_WRITTEN EXERCISE_. It is required that all of the data be written out exactly.

─── DATA EXCERPTS ───

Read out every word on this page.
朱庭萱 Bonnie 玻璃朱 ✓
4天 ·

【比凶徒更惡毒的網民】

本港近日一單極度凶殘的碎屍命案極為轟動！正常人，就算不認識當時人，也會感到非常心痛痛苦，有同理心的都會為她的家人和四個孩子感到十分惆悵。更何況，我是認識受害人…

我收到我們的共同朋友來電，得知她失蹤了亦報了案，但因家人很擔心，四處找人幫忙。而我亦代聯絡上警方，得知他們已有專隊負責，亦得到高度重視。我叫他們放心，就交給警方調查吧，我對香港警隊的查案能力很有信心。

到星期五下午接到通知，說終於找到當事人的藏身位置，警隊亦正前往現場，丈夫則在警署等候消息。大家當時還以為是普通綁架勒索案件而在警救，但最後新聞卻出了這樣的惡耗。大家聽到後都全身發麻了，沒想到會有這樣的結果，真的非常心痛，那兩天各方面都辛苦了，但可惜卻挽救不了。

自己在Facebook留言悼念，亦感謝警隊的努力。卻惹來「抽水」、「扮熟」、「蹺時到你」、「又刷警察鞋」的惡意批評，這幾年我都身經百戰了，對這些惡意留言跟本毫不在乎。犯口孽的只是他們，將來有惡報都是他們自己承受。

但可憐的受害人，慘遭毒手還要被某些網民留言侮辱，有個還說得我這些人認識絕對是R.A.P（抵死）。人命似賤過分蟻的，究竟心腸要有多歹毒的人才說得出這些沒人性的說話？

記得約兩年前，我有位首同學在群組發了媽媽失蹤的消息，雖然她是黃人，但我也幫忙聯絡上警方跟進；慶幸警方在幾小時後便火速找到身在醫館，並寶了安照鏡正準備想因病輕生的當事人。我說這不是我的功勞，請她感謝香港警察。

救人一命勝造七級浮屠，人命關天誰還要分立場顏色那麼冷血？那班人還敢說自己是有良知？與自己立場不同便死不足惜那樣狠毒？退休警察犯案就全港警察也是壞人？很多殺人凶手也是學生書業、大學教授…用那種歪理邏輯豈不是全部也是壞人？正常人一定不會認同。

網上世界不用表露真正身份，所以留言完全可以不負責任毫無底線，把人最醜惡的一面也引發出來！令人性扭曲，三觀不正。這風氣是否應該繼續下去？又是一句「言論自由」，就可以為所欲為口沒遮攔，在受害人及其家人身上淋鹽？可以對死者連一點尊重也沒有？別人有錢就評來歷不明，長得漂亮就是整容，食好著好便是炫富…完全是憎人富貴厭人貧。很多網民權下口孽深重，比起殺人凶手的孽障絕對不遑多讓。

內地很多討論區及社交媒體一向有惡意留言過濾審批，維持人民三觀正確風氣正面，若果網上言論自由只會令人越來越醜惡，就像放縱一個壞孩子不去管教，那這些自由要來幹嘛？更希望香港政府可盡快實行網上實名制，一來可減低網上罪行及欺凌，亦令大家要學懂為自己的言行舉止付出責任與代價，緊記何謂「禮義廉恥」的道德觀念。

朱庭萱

───

_SOLUTION TO THIS EXERCISE_.
Read out every word on this page.
朱庭萱 Bonnie 玻璃朱 ✓
4天 ·

【比凶徒更惡毒的網民】

本港近日一單極度凶殘的碎屍命案極為轟動！正常人，就算不認識當時人，也會感到非常心痛痛苦，有同理心的都會為她的家人和四個孩子感到十分惆悵。更何況，我是認識受害人…

我收到我們的共同朋友來電，得知她失蹤了亦報了案，但因家人很擔心，四處找人幫忙。而我亦代聯絡上警方，得知他們已有專隊負責，亦得到高度重視。我叫他們放心，就交給警方調查吧，我對香港警隊的查案能力很有信心。

到星期五下午接到通知，說終於找到當事人的藏身位置，警隊亦正前往現場，丈夫則在警署等候消息。大家當時還以為是普通綁架勒索案件而在警救，但最後新聞卻出了這樣的惡耗。大家聽到後都全身發麻了，沒想到會有這樣的結果，真的非常心痛，那兩天各方面都辛苦了，但可惜卻挽救不了。

自己在Facebook留言悼念，亦感謝警隊的努力。卻惹來「抽水」、「扮熟」、「蹺時到你」、「又刷警察鞋」的惡意批評，這幾年我都身經百戰了，對這些惡意留言跟本毫不在乎。犯口孽的只是他們，將來有惡報都是他們自己承受。

但可憐的受害人，慘遭毒手還要被某些網民留言侮辱，有個還說得我這些人認識絕對是R.A.P（抵死）。人命似賤過分蟻的，究竟心腸要有多歹毒的人才說得出這些沒人性的說話？

記得約兩年前，我有位首同學在群組發了媽媽失蹤的消息，雖然她是黃人，但我也幫忙聯絡上警方跟進；慶幸警方在幾小時後便火速找到身在醫館，並寶了安照鏡正準備想因病輕生的當事人。我說這不是我的功勞，請她感謝香港警察。

救人一命勝造七級浮屠，人命關天誰還要分立場顏色那麼冷血？那班人還敢說自己是有良知？與自己立場不同便死不足惜那樣狠毒？退休警察犯案就全港警察也是壞人？很多殺人凶手也是學生書業、大學教授…用那種歪理邏輯豈不是全部也是壞人？正常人一定不會認同。

網上世界不用表露真正身份，所以留言完全可以不負責任毫無底線，把人最醜惡的一面也引發出來！令人性扭曲，三觀不正。這風氣是否應該繼續下去？又是一句「言論自由」，就可以為所欲為口沒遮攔，在受害人及其家人身上淋鹽？可以對死者連一點尊重也沒有？別人有錢就評來歷不明，長得漂亮就是整容，食好著好便是炫富…完全是憎人富貴厭人貧。很多網民權下口孽深重，比起殺人凶手的孽障絕對不遑多讓。

內地很多討論區及社交媒體一向有惡意留言過濾審批，維持人民三觀正確風氣正面，若果網上言論自由只會令人越來越醜惡，就像放縱一個壞孩子不去管教，那這些自由要來幹嘛？更希望香港政府可盡快實行網上實名制，一來可減低網上罪行及欺凌，亦令大家要學懂為自己的言行舉止付出責任與代價，緊記何謂「禮義廉恥」的道德觀念。

朱庭萱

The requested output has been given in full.